| Extracted material |
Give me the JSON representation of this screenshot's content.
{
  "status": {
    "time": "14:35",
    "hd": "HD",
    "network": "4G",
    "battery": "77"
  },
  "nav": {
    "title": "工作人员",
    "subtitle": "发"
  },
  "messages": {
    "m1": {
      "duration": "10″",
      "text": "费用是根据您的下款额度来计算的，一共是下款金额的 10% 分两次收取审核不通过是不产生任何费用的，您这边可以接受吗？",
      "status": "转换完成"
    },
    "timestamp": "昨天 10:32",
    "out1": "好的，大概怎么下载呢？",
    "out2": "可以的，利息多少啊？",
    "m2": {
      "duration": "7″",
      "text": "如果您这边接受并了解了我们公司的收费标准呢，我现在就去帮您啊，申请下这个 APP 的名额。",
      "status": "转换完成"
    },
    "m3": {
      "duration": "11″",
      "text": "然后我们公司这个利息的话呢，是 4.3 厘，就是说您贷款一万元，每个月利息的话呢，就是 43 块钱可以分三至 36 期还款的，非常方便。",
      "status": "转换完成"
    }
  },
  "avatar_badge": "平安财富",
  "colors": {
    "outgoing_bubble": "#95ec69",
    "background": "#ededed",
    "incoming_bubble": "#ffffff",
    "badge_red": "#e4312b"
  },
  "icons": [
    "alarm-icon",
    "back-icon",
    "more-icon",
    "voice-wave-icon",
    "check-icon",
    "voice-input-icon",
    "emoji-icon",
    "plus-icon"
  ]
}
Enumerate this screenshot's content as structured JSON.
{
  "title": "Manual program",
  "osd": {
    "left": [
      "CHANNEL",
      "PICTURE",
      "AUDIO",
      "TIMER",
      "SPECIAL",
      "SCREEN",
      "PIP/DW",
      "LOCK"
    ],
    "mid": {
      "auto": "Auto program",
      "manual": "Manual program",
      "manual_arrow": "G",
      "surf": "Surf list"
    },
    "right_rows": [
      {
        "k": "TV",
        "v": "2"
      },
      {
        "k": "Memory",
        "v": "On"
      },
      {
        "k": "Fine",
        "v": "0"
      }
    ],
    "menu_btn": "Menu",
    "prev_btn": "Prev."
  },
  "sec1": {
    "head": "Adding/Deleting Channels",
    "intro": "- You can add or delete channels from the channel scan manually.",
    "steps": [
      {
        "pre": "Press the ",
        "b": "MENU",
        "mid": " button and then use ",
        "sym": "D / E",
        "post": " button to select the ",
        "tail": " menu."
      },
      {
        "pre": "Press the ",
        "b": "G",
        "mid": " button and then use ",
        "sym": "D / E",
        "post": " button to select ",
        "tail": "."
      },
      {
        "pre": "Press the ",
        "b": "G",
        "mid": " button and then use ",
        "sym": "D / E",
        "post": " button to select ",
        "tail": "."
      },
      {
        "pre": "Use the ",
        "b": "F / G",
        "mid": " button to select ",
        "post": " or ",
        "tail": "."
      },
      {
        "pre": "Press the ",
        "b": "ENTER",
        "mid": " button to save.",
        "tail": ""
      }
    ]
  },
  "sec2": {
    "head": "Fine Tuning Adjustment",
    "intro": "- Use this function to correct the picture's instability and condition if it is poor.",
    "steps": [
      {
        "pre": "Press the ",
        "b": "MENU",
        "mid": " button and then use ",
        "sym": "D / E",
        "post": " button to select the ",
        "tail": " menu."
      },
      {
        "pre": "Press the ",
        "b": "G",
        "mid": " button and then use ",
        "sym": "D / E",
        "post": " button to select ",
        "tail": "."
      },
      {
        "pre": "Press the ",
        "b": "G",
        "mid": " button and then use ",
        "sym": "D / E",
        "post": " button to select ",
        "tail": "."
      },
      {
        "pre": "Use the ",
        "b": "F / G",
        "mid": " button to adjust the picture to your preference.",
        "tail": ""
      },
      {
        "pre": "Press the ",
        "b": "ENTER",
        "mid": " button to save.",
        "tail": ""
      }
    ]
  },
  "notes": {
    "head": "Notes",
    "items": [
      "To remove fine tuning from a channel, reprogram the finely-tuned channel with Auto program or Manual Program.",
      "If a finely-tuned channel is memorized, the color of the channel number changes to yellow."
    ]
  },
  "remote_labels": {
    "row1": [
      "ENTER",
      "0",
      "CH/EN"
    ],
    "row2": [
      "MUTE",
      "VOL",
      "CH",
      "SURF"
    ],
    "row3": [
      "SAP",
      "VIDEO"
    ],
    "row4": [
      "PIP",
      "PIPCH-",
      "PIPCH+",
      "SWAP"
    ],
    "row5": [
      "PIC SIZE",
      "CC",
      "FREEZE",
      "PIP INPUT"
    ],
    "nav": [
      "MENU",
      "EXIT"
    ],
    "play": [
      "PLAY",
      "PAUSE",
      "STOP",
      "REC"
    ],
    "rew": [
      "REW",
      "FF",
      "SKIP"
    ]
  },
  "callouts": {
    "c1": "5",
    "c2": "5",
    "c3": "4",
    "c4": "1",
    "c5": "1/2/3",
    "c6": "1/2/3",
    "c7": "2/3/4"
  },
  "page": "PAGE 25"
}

| What is being asked |
Filter the records down to the lines that contain the string "head", and copy those lines.

| Answer below |
    "head": "Adding/Deleting Channels",
    "head": "Fine Tuning Adjustment",
    "head": "Notes",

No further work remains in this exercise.